▶ _EXERCISE TASK_: Look through the lines below and extract each one that contains "name".

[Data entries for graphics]
•••
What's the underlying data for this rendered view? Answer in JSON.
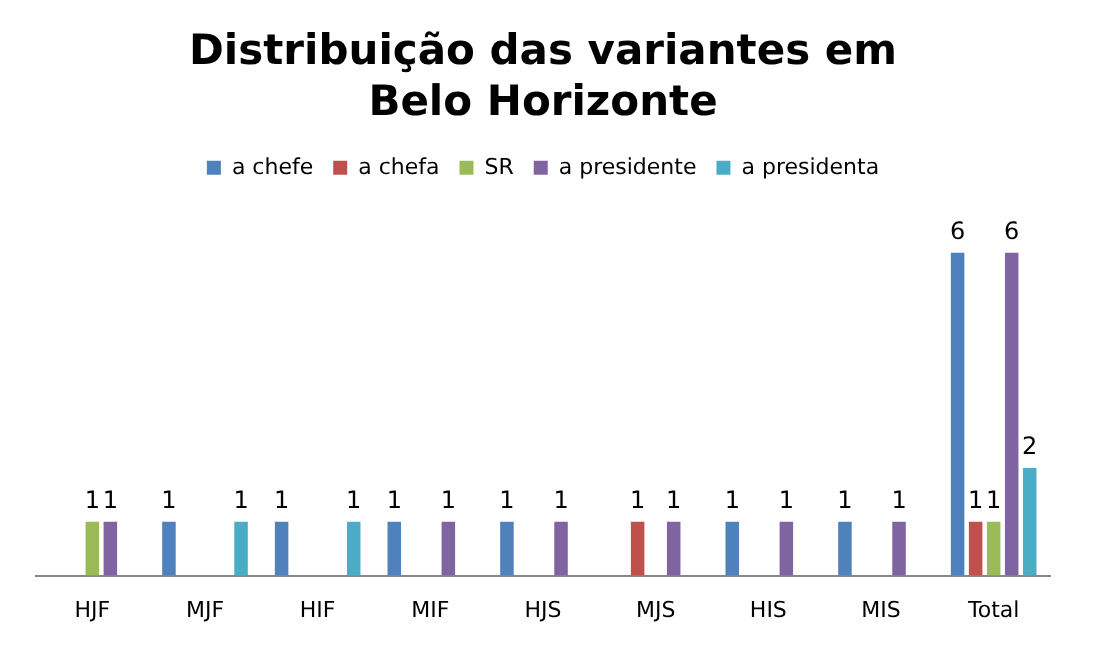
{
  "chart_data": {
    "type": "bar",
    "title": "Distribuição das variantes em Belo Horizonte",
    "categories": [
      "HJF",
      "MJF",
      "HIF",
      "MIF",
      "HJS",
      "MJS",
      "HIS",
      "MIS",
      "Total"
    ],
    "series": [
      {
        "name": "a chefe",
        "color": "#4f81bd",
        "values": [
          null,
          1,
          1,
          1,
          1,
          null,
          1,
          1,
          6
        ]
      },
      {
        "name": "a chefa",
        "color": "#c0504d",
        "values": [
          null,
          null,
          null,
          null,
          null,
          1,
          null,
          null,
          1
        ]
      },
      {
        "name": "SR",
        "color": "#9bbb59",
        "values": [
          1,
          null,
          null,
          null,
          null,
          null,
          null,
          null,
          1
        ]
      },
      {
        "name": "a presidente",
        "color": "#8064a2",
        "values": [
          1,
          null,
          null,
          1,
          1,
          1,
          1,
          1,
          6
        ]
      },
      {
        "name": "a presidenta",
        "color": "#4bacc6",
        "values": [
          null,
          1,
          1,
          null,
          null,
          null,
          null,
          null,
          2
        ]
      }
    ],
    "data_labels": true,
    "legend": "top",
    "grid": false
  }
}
•••
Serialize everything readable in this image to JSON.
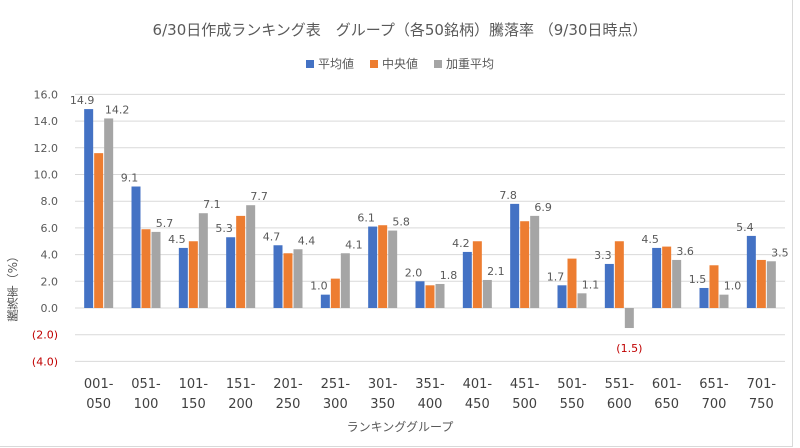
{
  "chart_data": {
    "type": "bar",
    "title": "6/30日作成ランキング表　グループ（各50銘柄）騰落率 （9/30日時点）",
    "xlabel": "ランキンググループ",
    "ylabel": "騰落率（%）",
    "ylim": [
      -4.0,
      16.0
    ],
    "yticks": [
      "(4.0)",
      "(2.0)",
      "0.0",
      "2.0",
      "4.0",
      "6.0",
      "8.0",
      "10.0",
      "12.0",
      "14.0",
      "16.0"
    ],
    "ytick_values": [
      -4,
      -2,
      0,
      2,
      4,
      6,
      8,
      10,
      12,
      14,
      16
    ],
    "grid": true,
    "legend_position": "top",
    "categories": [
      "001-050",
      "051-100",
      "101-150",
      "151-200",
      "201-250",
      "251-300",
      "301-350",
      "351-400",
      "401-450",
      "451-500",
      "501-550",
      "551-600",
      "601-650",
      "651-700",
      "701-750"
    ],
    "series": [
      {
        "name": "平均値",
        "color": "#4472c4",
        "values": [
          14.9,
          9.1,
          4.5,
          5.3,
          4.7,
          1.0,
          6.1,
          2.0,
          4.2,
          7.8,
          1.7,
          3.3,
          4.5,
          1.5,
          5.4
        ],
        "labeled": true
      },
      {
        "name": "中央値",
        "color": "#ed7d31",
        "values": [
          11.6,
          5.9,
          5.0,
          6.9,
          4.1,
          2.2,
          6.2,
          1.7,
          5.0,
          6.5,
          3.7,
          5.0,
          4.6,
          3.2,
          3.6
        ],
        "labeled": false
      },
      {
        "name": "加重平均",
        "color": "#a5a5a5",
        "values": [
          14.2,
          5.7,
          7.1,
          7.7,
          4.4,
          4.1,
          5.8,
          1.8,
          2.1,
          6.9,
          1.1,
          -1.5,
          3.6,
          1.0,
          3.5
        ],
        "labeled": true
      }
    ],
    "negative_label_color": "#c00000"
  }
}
•••
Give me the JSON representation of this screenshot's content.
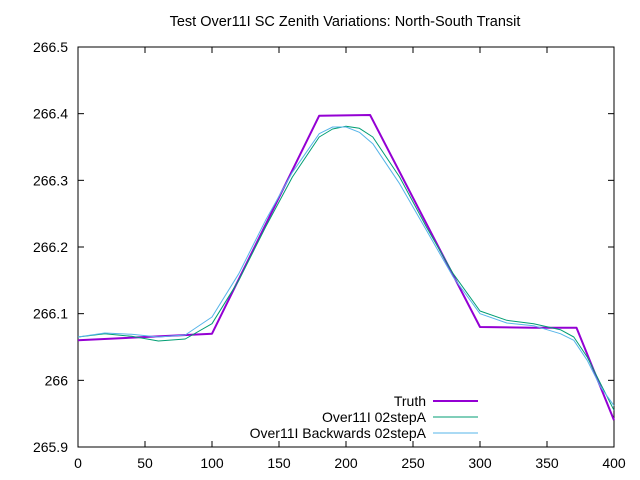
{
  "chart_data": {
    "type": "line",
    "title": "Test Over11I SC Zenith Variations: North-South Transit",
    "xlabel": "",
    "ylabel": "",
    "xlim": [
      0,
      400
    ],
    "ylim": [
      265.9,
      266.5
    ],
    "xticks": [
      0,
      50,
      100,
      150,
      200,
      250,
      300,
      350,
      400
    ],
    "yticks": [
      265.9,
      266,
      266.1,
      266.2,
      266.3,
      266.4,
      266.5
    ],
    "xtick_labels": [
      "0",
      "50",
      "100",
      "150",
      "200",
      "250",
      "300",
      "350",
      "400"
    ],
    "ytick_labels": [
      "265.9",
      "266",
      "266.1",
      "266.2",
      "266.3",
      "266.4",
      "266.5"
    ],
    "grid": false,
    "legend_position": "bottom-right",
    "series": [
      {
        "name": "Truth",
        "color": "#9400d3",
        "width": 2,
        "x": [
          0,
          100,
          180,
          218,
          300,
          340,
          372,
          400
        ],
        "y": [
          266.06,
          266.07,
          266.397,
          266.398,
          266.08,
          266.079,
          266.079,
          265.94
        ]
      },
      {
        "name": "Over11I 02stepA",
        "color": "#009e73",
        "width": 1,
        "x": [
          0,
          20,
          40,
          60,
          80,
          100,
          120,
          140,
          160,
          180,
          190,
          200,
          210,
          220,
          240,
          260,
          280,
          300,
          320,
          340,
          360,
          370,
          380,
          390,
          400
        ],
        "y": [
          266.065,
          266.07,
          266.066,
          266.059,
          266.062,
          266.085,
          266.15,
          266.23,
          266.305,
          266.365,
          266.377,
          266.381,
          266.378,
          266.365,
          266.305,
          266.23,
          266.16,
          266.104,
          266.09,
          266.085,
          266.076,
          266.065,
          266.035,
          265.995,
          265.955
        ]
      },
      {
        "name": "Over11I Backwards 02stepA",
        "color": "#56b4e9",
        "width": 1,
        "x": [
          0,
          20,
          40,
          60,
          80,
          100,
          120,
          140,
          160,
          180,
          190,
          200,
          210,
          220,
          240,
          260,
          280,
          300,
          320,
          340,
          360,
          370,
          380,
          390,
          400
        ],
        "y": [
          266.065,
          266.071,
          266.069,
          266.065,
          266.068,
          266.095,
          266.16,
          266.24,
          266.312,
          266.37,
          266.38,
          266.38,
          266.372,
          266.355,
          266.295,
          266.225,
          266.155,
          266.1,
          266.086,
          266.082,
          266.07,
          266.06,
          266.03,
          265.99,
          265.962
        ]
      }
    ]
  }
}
•••
▶ _FULL ANSWER_:
        "name": "a chefe",
        "name": "a chefa",
        "name": "SR",
        "name": "a presidente",
        "name": "a presidenta",
        "name": "平均値",
        "name": "中央値",
        "name": "加重平均",
        "name": "Truth",
        "name": "Over11I 02stepA",
        "name": "Over11I Backwards 02stepA",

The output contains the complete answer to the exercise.